Collected data:
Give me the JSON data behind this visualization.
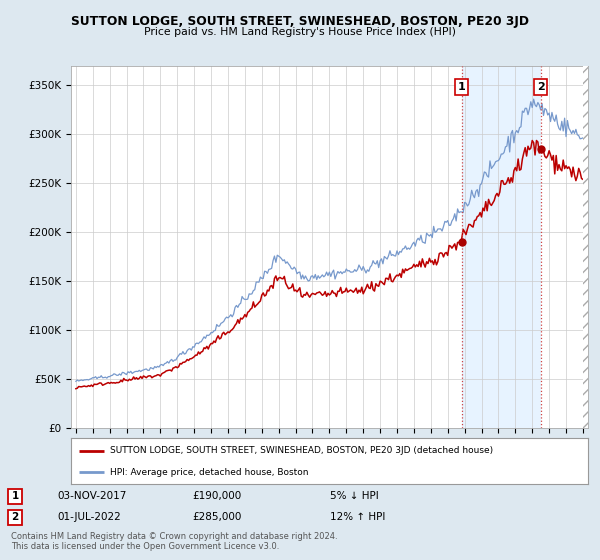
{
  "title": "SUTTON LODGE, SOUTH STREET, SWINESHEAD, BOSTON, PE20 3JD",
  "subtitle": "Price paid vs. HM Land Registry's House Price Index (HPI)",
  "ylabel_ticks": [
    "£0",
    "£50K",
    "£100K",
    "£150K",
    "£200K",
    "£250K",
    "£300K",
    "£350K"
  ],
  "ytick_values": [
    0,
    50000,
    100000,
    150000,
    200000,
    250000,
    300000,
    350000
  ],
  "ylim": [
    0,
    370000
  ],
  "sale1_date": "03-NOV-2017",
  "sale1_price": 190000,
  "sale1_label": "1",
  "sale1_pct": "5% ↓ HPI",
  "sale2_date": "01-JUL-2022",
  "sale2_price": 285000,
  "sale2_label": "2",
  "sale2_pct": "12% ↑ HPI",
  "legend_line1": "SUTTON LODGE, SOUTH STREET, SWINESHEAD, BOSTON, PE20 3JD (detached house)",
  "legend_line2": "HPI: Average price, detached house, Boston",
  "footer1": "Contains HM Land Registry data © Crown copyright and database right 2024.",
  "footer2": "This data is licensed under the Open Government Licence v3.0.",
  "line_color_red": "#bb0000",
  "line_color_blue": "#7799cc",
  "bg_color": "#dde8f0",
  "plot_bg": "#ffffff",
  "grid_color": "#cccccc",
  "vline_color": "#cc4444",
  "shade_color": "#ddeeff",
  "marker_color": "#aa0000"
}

• **Stated goal**
Transcribe every entry above exactly. Omit all pictures.

• **Exercise answer**
Give me the JSON data behind this visualization.
{
  "title": "SUTTON LODGE, SOUTH STREET, SWINESHEAD, BOSTON, PE20 3JD",
  "subtitle": "Price paid vs. HM Land Registry's House Price Index (HPI)",
  "ylabel_ticks": [
    "£0",
    "£50K",
    "£100K",
    "£150K",
    "£200K",
    "£250K",
    "£300K",
    "£350K"
  ],
  "ytick_values": [
    0,
    50000,
    100000,
    150000,
    200000,
    250000,
    300000,
    350000
  ],
  "ylim": [
    0,
    370000
  ],
  "sale1_date": "03-NOV-2017",
  "sale1_price": 190000,
  "sale1_label": "1",
  "sale1_pct": "5% ↓ HPI",
  "sale2_date": "01-JUL-2022",
  "sale2_price": 285000,
  "sale2_label": "2",
  "sale2_pct": "12% ↑ HPI",
  "legend_line1": "SUTTON LODGE, SOUTH STREET, SWINESHEAD, BOSTON, PE20 3JD (detached house)",
  "legend_line2": "HPI: Average price, detached house, Boston",
  "footer1": "Contains HM Land Registry data © Crown copyright and database right 2024.",
  "footer2": "This data is licensed under the Open Government Licence v3.0.",
  "line_color_red": "#bb0000",
  "line_color_blue": "#7799cc",
  "bg_color": "#dde8f0",
  "plot_bg": "#ffffff",
  "grid_color": "#cccccc",
  "vline_color": "#cc4444",
  "shade_color": "#ddeeff",
  "marker_color": "#aa0000"
}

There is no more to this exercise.